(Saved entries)
━━━━━━━━
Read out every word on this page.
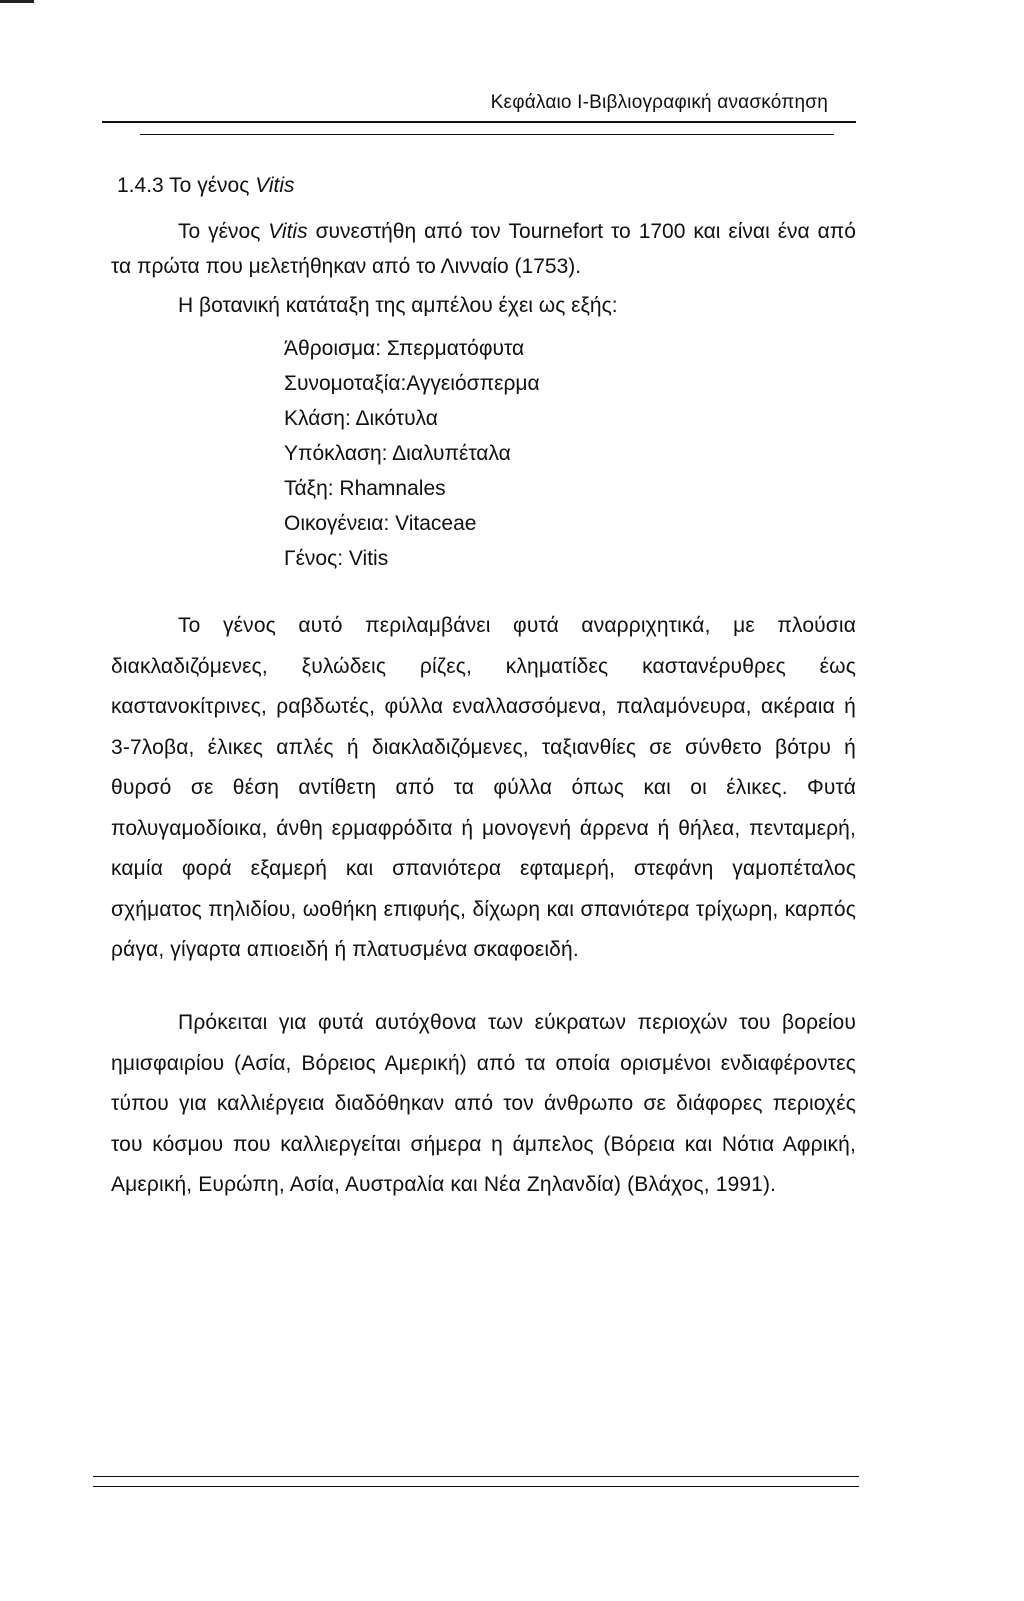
Κεφάλαιο Ι-Βιβλιογραφική ανασκόπηση
1.4.3 Το γένος Vitis

Το γένος Vitis συνεστήθη από τον Tournefort το 1700 και είναι ένα από τα πρώτα που μελετήθηκαν από το Λινναίο (1753).

Η βοτανική κατάταξη της αμπέλου έχει ως εξής:

Άθροισμα: Σπερματόφυτα
Συνομοταξία:Αγγειόσπερμα
Κλάση: Δικότυλα
Υπόκλαση: Διαλυπέταλα
Τάξη: Rhamnales
Οικογένεια: Vitaceae
Γένος: Vitis

Το γένος αυτό περιλαμβάνει φυτά αναρριχητικά, με πλούσια διακλαδιζόμενες, ξυλώδεις ρίζες, κληματίδες καστανέρυθρες έως καστανοκίτρινες, ραβδωτές, φύλλα εναλλασσόμενα, παλαμόνευρα, ακέραια ή 3-7λοβα, έλικες απλές ή διακλαδιζόμενες, ταξιανθίες σε σύνθετο βότρυ ή θυρσό σε θέση αντίθετη από τα φύλλα όπως και οι έλικες. Φυτά πολυγαμοδίοικα, άνθη ερμαφρόδιτα ή μονογενή άρρενα ή θήλεα, πενταμερή, καμία φορά εξαμερή και σπανιότερα εφταμερή, στεφάνη γαμοπέταλος σχήματος πηλιδίου, ωοθήκη επιφυής, δίχωρη και σπανιότερα τρίχωρη, καρπός ράγα, γίγαρτα απιοειδή ή πλατυσμένα σκαφοειδή.

Πρόκειται για φυτά αυτόχθονα των εύκρατων περιοχών του βορείου ημισφαιρίου (Ασία, Βόρειος Αμερική) από τα οποία ορισμένοι ενδιαφέροντες τύπου για καλλιέργεια διαδόθηκαν από τον άνθρωπο σε διάφορες περιοχές του κόσμου που καλλιεργείται σήμερα η άμπελος (Βόρεια και Νότια Αφρική, Αμερική, Ευρώπη, Ασία, Αυστραλία και Νέα Ζηλανδία) (Βλάχος, 1991).
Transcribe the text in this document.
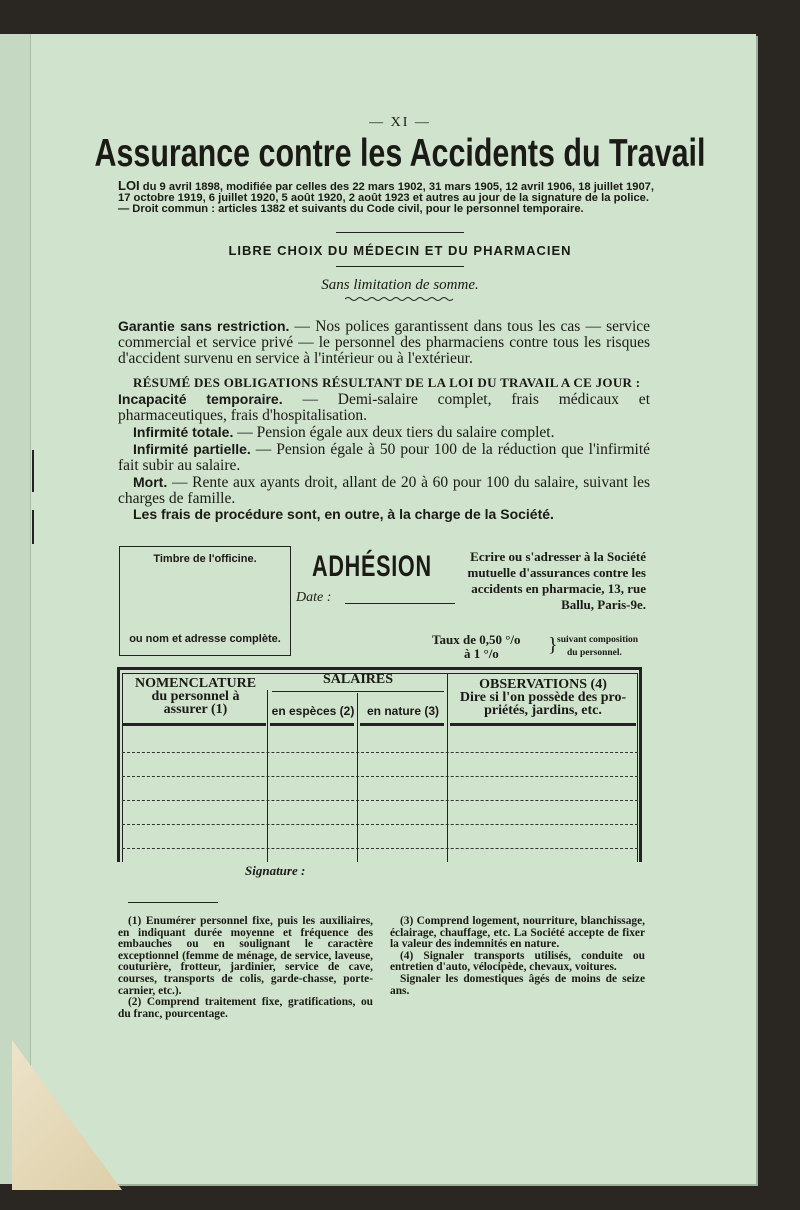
— XI —
Assurance contre les Accidents du Travail
LOI du 9 avril 1898, modifiée par celles des 22 mars 1902, 31 mars 1905, 12 avril 1906, 18 juillet 1907, 17 octobre 1919, 6 juillet 1920, 5 août 1920, 2 août 1923 et autres au jour de la signature de la police. — Droit commun : articles 1382 et suivants du Code civil, pour le personnel temporaire.
LIBRE CHOIX DU MÉDECIN ET DU PHARMACIEN
Sans limitation de somme.
Garantie sans restriction. — Nos polices garantissent dans tous les cas — service commercial et service privé — le personnel des pharmaciens contre tous les risques d'accident survenu en service à l'intérieur ou à l'extérieur.
RÉSUMÉ DES OBLIGATIONS RÉSULTANT DE LA LOI DU TRAVAIL A CE JOUR :
Incapacité temporaire. — Demi-salaire complet, frais médicaux et pharmaceutiques, frais d'hospitalisation.
Infirmité totale. — Pension égale aux deux tiers du salaire complet.
Infirmité partielle. — Pension égale à 50 pour 100 de la réduction que l'infirmité fait subir au salaire.
Mort. — Rente aux ayants droit, allant de 20 à 60 pour 100 du salaire, suivant les charges de famille.
Les frais de procédure sont, en outre, à la charge de la Société.
Timbre de l'officine.
ou nom et adresse complète.
ADHÉSION
Date :
Ecrire ou s'adresser à la Société mutuelle d'assurances contre les accidents en pharmacie, 13, rue Ballu, Paris-9e.
Taux de 0,50 °/o
à 1 °/o	} suivant composition
du personnel.
NOMENCLATURE
du personnel à
assurer (1)
SALAIRES
en espèces (2)	en nature (3)
OBSERVATIONS (4)
Dire si l'on possède des pro-
priétés, jardins, etc.
Signature :

(1) Enumérer personnel fixe, puis les auxiliaires, en indiquant durée moyenne et fréquence des embauches ou en soulignant le caractère exceptionnel (femme de ménage, de service, laveuse, couturière, frotteur, jardinier, service de cave, courses, transports de colis, garde-chasse, porte-carnier, etc.).

(2) Comprend traitement fixe, gratifications, ou du franc, pourcentage.

(3) Comprend logement, nourriture, blanchissage, éclairage, chauffage, etc. La Société accepte de fixer la valeur des indemnités en nature.

(4) Signaler transports utilisés, conduite ou entretien d'auto, vélocipède, chevaux, voitures.

Signaler les domestiques âgés de moins de seize ans.
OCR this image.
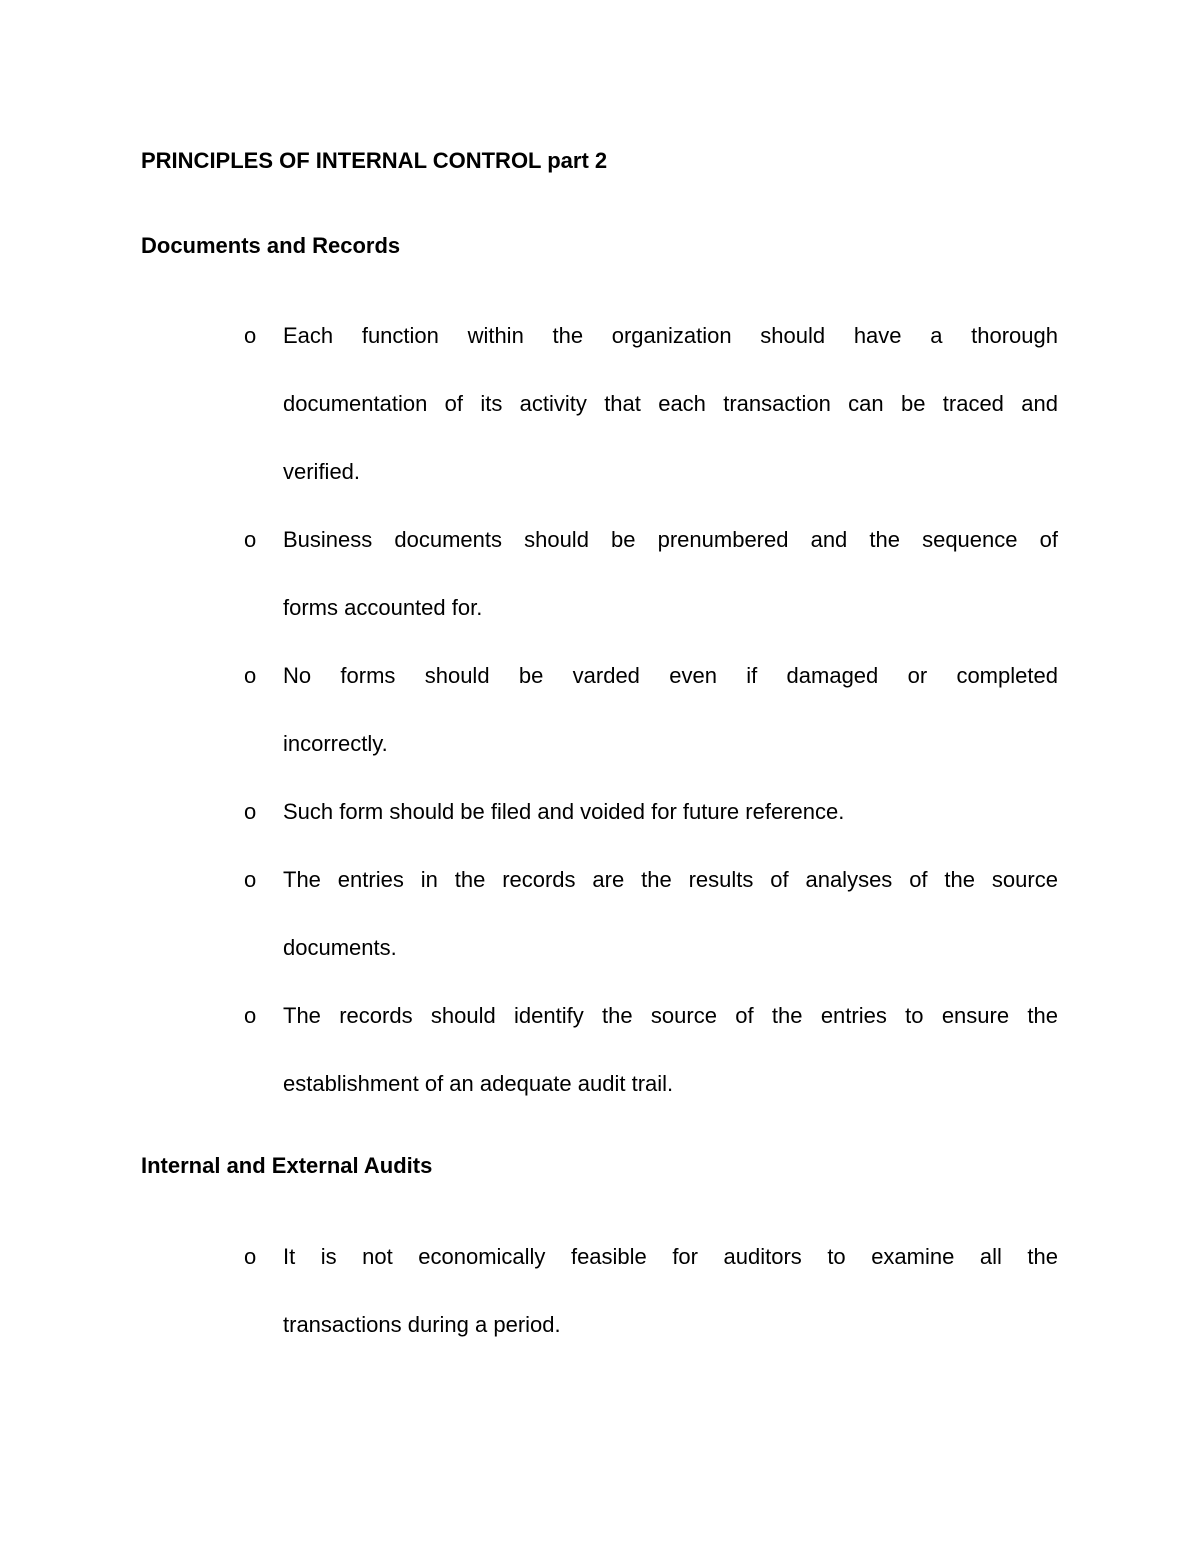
PRINCIPLES OF INTERNAL CONTROL part 2
Documents and Records
o Each function within the organization should have a thorough
documentation of its activity that each transaction can be traced and
verified.
o Business documents should be prenumbered and the sequence of
forms accounted for.
o No forms should be varded even if damaged or completed
incorrectly.
o Such form should be filed and voided for future reference.
o The entries in the records are the results of analyses of the source
documents.
o The records should identify the source of the entries to ensure the
establishment of an adequate audit trail.
Internal and External Audits
o It is not economically feasible for auditors to examine all the
transactions during a period.
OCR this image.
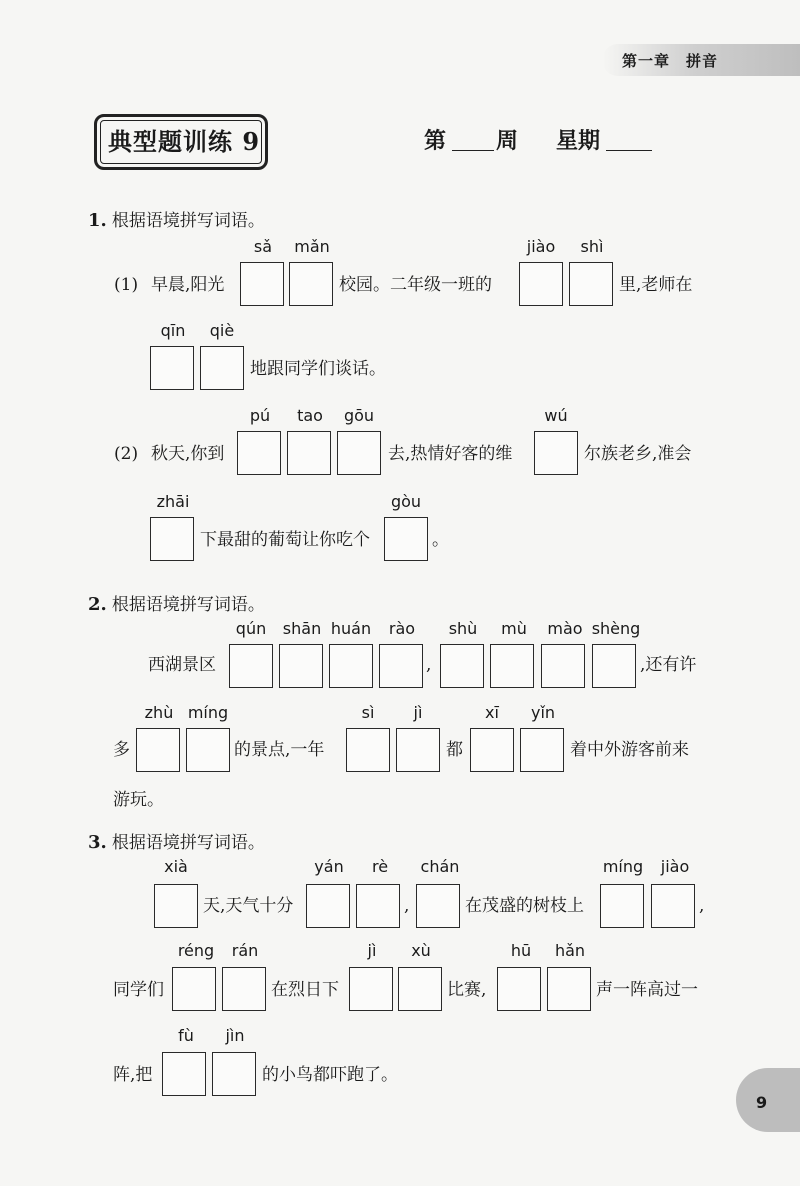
第一章　拼音
典型题训练 9	第 周 星期
1. 根据语境拼写词语。
sǎ mǎn	jiào shì
(1) 早晨,阳光	校园。二年级一班的	里,老师在
qīn qiè
地跟同学们谈话。
pú tao gōu	wú
(2) 秋天,你到	去,热情好客的维	尔族老乡,准会
zhāi	gòu
下最甜的葡萄让你吃个	。
2. 根据语境拼写词语。
qún shān huán rào shù mù mào shèng
西湖景区	,	,还有许
zhù míng	sì jì	xī yǐn
多	的景点,一年	都	着中外游客前来
游玩。
3. 根据语境拼写词语。
xià	yán rè chán	míng jiào
天,天气十分	,	在茂盛的树枝上	,
réng rán	jì xù	hū hǎn
同学们	在烈日下	比赛,	声一阵高过一
fù jìn
阵,把	的小鸟都吓跑了。
9
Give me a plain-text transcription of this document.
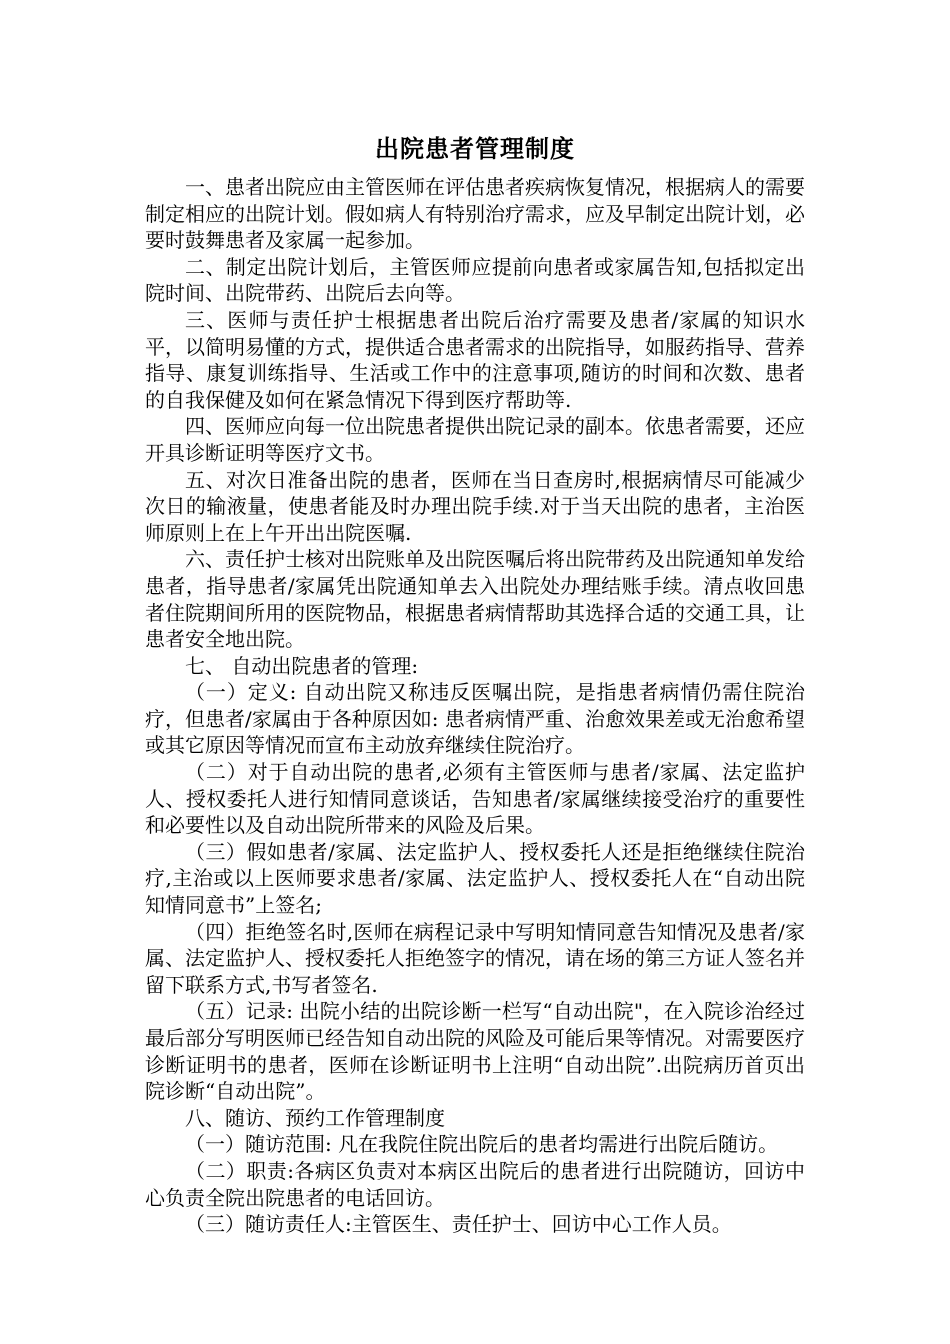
出院患者管理制度

一、患者出院应由主管医师在评估患者疾病恢复情况，根据病人的需要制定相应的出院计划。假如病人有特别治疗需求，应及早制定出院计划，必要时鼓舞患者及家属一起参加。

二、制定出院计划后，主管医师应提前向患者或家属告知,包括拟定出院时间、出院带药、出院后去向等。

三、医师与责任护士根据患者出院后治疗需要及患者/家属的知识水平，以简明易懂的方式，提供适合患者需求的出院指导，如服药指导、营养指导、康复训练指导、生活或工作中的注意事项,随访的时间和次数、患者的自我保健及如何在紧急情况下得到医疗帮助等.

四、医师应向每一位出院患者提供出院记录的副本。依患者需要，还应开具诊断证明等医疗文书。

五、对次日准备出院的患者，医师在当日查房时,根据病情尽可能减少次日的输液量，使患者能及时办理出院手续.对于当天出院的患者，主治医师原则上在上午开出出院医嘱.

六、责任护士核对出院账单及出院医嘱后将出院带药及出院通知单发给患者，指导患者/家属凭出院通知单去入出院处办理结账手续。清点收回患者住院期间所用的医院物品，根据患者病情帮助其选择合适的交通工具，让患者安全地出院。

七、 自动出院患者的管理:

（一）定义: 自动出院又称违反医嘱出院，是指患者病情仍需住院治疗，但患者/家属由于各种原因如: 患者病情严重、治愈效果差或无治愈希望或其它原因等情况而宣布主动放弃继续住院治疗。

（二）对于自动出院的患者,必须有主管医师与患者/家属、法定监护人、授权委托人进行知情同意谈话，告知患者/家属继续接受治疗的重要性和必要性以及自动出院所带来的风险及后果。

（三）假如患者/家属、法定监护人、授权委托人还是拒绝继续住院治疗,主治或以上医师要求患者/家属、法定监护人、授权委托人在“自动出院知情同意书”上签名;

（四）拒绝签名时,医师在病程记录中写明知情同意告知情况及患者/家属、法定监护人、授权委托人拒绝签字的情况，请在场的第三方证人签名并留下联系方式,书写者签名.

（五）记录: 出院小结的出院诊断一栏写“自动出院"，在入院诊治经过最后部分写明医师已经告知自动出院的风险及可能后果等情况。对需要医疗诊断证明书的患者，医师在诊断证明书上注明“自动出院”.出院病历首页出院诊断“自动出院”。

八、随访、预约工作管理制度

（一）随访范围: 凡在我院住院出院后的患者均需进行出院后随访。

（二）职责:各病区负责对本病区出院后的患者进行出院随访，回访中心负责全院出院患者的电话回访。

（三）随访责任人:主管医生、责任护士、回访中心工作人员。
━━━━━━━━
EXERCISE: Collect each line above holding the string "should".

FINAL RESULT:
o Each function within the organization should have a thorough
o Business documents should be prenumbered and the sequence of
o No forms should be varded even if damaged or completed
o Such form should be filed and voided for future reference.
o The records should identify the source of the entries to ensure the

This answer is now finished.